Hoje vamos analisar as peculiaridades de uma decisão exarada pela 6ª Turma do Superior Tribunal de Justiça, que fora publicada em diário oficial no último dia 25 de agosto e que fora veiculada também no informativo 678 da referida Corte. Refiro-me ao Habeas Corpus nº 512.290/RJ.

Analisando o caso do Rio de Janeiro, a Corte apontou que a atividade de inteligência desempenhada por agência estatal se vincula ao exercício de ações especializadas para identificar, avaliar e acompanhar ameaças reais ou potenciais na esfera de segurança pública, alcançado diversos campos de atuação – um deles a inteligência policial judiciária – e entre suas finalidades está não só subsidiar o planejamento estratégico de políticas públicas, mas também assessorar com informações as ações de prevenção e repressão de atos criminosos.

Não sendo seu objetivo primordial, o trabalho desempenhado pode SIM ser aproveitado no processo penal. Foi isso que ocorreu no caso específico, relacionado à Subscretaria de Inteligência (SSINTE/SESEG), no Rio de Janeiro.

Na situação específica, houve comunicação à agência de inteligência acerca de suposta extorsão mediante sequestro feita por policiais, gerando diligência e investigação do SSinte. As informações foram juntadas em ofício e entregues em envelope lacrado ao Ministério Público. Em 2015, a promotoria decidiu abrir procedimento investigativo criminal (PIC), no qual atuou tendo a SSinte como auxiliar.

Vale repisar, como muito bem anotou o Ministro Rogério Schietti, que a agência de inteligência de segurança pública não atua como polícia judiciária na investigação de crimes. Entretanto, como opera incessantemente na busca de conhecimento, o resultado de suas operações pode, ocasionalmente, ser aproveitado para subsidiar a produção de provas. Ademais, no Estado do Rio de Janeiro, a SSINTE/SESEG possuía a atribuição legal, em conformidade com o art. 2°, parágrafo único, da Resolução n. 436 de 8/2/2011, de prestar “o apoio necessário” aos órgãos incumbidos de investigação criminal.

O Superior Tribunal de Justiça possui o entendimento de que a atribuição de polícia judiciária às polícias civil e federal não torna nula a colheita de elementos informativos por outras fontes. Ademais, o art. 3°, VIII, da Lei n. 12.850/2013 permite a cooperação entre as instituições públicas na busca de dados de interesse da investigação.

» **Dados fornecidos**:
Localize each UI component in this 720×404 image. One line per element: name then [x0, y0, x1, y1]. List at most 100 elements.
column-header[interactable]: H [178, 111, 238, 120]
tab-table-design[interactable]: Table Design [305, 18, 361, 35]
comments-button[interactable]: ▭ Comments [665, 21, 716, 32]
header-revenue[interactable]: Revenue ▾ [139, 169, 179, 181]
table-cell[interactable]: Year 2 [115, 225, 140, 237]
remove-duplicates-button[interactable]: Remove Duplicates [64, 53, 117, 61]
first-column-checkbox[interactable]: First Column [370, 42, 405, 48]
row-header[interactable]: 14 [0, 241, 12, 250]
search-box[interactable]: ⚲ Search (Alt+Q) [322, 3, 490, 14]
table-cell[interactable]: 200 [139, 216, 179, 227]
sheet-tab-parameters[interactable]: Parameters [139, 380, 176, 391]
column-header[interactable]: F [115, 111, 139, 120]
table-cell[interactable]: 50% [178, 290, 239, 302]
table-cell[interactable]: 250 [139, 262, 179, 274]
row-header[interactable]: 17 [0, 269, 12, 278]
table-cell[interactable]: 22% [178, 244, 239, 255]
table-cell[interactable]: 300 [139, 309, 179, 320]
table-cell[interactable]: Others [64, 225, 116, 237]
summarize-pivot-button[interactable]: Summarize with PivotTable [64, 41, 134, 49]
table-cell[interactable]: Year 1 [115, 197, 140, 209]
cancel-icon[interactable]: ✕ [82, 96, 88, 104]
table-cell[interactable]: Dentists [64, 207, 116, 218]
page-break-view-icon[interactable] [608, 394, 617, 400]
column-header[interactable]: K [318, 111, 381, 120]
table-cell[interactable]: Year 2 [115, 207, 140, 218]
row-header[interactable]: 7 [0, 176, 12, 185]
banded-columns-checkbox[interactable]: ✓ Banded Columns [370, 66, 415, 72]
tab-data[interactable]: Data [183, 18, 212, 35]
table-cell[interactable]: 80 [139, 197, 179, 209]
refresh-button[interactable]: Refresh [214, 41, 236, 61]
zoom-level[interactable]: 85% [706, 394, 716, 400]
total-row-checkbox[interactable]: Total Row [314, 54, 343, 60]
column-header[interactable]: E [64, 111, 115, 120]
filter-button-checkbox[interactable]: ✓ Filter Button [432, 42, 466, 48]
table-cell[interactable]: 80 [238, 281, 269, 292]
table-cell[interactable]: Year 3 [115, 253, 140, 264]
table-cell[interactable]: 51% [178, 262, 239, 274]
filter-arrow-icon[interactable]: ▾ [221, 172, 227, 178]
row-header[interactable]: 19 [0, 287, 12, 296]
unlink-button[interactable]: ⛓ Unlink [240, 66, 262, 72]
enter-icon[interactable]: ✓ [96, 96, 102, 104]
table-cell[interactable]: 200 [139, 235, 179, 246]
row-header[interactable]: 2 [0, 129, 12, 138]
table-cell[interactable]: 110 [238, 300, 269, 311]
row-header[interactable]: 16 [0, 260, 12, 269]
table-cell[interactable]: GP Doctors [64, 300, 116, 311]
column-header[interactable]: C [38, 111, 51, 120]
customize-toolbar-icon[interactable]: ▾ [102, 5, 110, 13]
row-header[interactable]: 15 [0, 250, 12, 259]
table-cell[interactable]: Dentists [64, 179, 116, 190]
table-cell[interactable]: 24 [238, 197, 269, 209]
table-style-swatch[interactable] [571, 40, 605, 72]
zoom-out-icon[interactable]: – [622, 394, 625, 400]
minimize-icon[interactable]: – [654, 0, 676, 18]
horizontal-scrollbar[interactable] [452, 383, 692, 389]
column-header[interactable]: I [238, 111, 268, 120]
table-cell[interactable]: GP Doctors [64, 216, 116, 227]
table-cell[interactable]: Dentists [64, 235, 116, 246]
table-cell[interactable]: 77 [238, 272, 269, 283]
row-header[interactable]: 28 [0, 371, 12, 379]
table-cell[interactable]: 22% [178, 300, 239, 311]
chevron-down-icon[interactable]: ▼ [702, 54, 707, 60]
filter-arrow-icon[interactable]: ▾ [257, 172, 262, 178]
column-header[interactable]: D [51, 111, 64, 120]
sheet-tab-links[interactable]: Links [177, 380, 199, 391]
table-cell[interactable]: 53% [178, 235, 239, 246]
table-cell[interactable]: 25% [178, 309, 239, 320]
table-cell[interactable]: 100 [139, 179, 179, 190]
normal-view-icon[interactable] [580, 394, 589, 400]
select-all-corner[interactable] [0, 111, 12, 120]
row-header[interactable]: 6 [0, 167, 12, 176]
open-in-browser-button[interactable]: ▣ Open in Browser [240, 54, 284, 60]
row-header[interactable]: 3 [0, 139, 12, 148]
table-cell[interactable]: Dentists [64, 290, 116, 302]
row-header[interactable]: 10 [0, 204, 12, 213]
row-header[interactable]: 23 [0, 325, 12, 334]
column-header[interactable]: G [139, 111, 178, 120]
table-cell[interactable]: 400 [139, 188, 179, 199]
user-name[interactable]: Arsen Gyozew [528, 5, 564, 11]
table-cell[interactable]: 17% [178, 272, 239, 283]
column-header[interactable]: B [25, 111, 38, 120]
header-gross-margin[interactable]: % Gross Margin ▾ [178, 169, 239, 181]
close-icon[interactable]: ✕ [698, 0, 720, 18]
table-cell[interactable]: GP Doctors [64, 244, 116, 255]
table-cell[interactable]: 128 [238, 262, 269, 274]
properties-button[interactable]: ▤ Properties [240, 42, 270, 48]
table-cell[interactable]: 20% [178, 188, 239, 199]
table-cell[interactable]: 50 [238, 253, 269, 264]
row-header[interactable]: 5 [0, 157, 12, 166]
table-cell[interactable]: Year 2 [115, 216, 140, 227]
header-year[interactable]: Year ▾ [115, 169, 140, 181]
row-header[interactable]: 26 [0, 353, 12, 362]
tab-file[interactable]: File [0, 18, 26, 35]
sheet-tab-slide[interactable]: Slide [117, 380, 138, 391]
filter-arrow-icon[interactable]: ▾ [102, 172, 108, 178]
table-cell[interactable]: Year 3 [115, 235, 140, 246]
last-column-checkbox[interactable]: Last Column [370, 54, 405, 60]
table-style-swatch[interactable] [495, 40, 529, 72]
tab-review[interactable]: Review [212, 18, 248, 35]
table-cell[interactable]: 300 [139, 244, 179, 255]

» **Objetivos**:
• A. Imprima, por favor, o trecho do texto da página que começa em "Analisando o caso" e termina em "Rio de Janeiro.".
• B. Com base no texto da página, responda:
(i) Em que dia a decisão foi publicada em diário oficial?
(ii) Em que ano a promotoria decidiu abrir o procedimento investigativo criminal?
(iii) Que dispositivo legal permite a cooperação entre as instituições públicas na busca de dados de interesse da investigação?

» **Resultados**:
• A.
Analisando o caso do Rio de Janeiro, a Corte apontou que a atividade de inteligência desempenhada por agência estatal se vincula ao exercício de ações especializadas para identificar, avaliar e acompanhar ameaças reais ou potenciais na esfera de segurança pública, alcançado diversos campos de atuação – um deles a inteligência policial judiciária – e entre suas finalidades está não só subsidiar o planejamento estratégico de políticas públicas, mas também assessorar com informações as ações de prevenção e repressão de atos criminosos.

Não sendo seu objetivo primordial, o trabalho desempenhado pode SIM ser aproveitado no processo penal. Foi isso que ocorreu no caso específico, relacionado à Subscretaria de Inteligência (SSINTE/SESEG), no Rio de Janeiro.

• B.
(i) No dia 25 de agosto.
(ii) Em 2015.
(iii) O art. 3°, VIII, da Lei n. 12.850/2013.